Collected data:
______

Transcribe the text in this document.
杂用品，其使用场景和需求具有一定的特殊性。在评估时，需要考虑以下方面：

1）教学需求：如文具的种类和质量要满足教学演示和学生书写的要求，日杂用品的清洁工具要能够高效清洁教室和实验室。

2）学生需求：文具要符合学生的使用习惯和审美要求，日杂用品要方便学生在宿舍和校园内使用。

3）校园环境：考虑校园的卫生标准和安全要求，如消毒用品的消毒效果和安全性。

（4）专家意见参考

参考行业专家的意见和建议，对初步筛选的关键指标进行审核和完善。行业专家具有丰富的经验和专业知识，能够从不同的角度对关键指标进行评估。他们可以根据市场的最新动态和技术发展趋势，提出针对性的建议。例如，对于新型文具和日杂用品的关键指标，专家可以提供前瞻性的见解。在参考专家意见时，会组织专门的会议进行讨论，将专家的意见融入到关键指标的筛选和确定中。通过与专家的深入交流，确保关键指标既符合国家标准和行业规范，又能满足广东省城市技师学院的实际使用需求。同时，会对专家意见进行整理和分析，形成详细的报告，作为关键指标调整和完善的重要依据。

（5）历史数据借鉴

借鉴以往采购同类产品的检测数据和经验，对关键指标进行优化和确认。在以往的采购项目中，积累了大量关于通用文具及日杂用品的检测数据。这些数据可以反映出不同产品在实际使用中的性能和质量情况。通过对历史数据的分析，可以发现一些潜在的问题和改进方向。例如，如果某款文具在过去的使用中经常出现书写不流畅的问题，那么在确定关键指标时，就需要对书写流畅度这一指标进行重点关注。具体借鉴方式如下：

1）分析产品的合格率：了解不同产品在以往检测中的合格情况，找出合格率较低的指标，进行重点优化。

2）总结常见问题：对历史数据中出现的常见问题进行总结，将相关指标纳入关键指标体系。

______

▸ **Aim**
Extract all lines as given.

▸ **Result for this exercise**
Transcribe the text in this document.
杂用品，其使用场景和需求具有一定的特殊性。在评估时，需要考虑以下方面：

1）教学需求：如文具的种类和质量要满足教学演示和学生书写的要求，日杂用品的清洁工具要能够高效清洁教室和实验室。

2）学生需求：文具要符合学生的使用习惯和审美要求，日杂用品要方便学生在宿舍和校园内使用。

3）校园环境：考虑校园的卫生标准和安全要求，如消毒用品的消毒效果和安全性。

（4）专家意见参考

参考行业专家的意见和建议，对初步筛选的关键指标进行审核和完善。行业专家具有丰富的经验和专业知识，能够从不同的角度对关键指标进行评估。他们可以根据市场的最新动态和技术发展趋势，提出针对性的建议。例如，对于新型文具和日杂用品的关键指标，专家可以提供前瞻性的见解。在参考专家意见时，会组织专门的会议进行讨论，将专家的意见融入到关键指标的筛选和确定中。通过与专家的深入交流，确保关键指标既符合国家标准和行业规范，又能满足广东省城市技师学院的实际使用需求。同时，会对专家意见进行整理和分析，形成详细的报告，作为关键指标调整和完善的重要依据。

（5）历史数据借鉴

借鉴以往采购同类产品的检测数据和经验，对关键指标进行优化和确认。在以往的采购项目中，积累了大量关于通用文具及日杂用品的检测数据。这些数据可以反映出不同产品在实际使用中的性能和质量情况。通过对历史数据的分析，可以发现一些潜在的问题和改进方向。例如，如果某款文具在过去的使用中经常出现书写不流畅的问题，那么在确定关键指标时，就需要对书写流畅度这一指标进行重点关注。具体借鉴方式如下：

1）分析产品的合格率：了解不同产品在以往检测中的合格情况，找出合格率较低的指标，进行重点优化。

2）总结常见问题：对历史数据中出现的常见问题进行总结，将相关指标纳入关键指标体系。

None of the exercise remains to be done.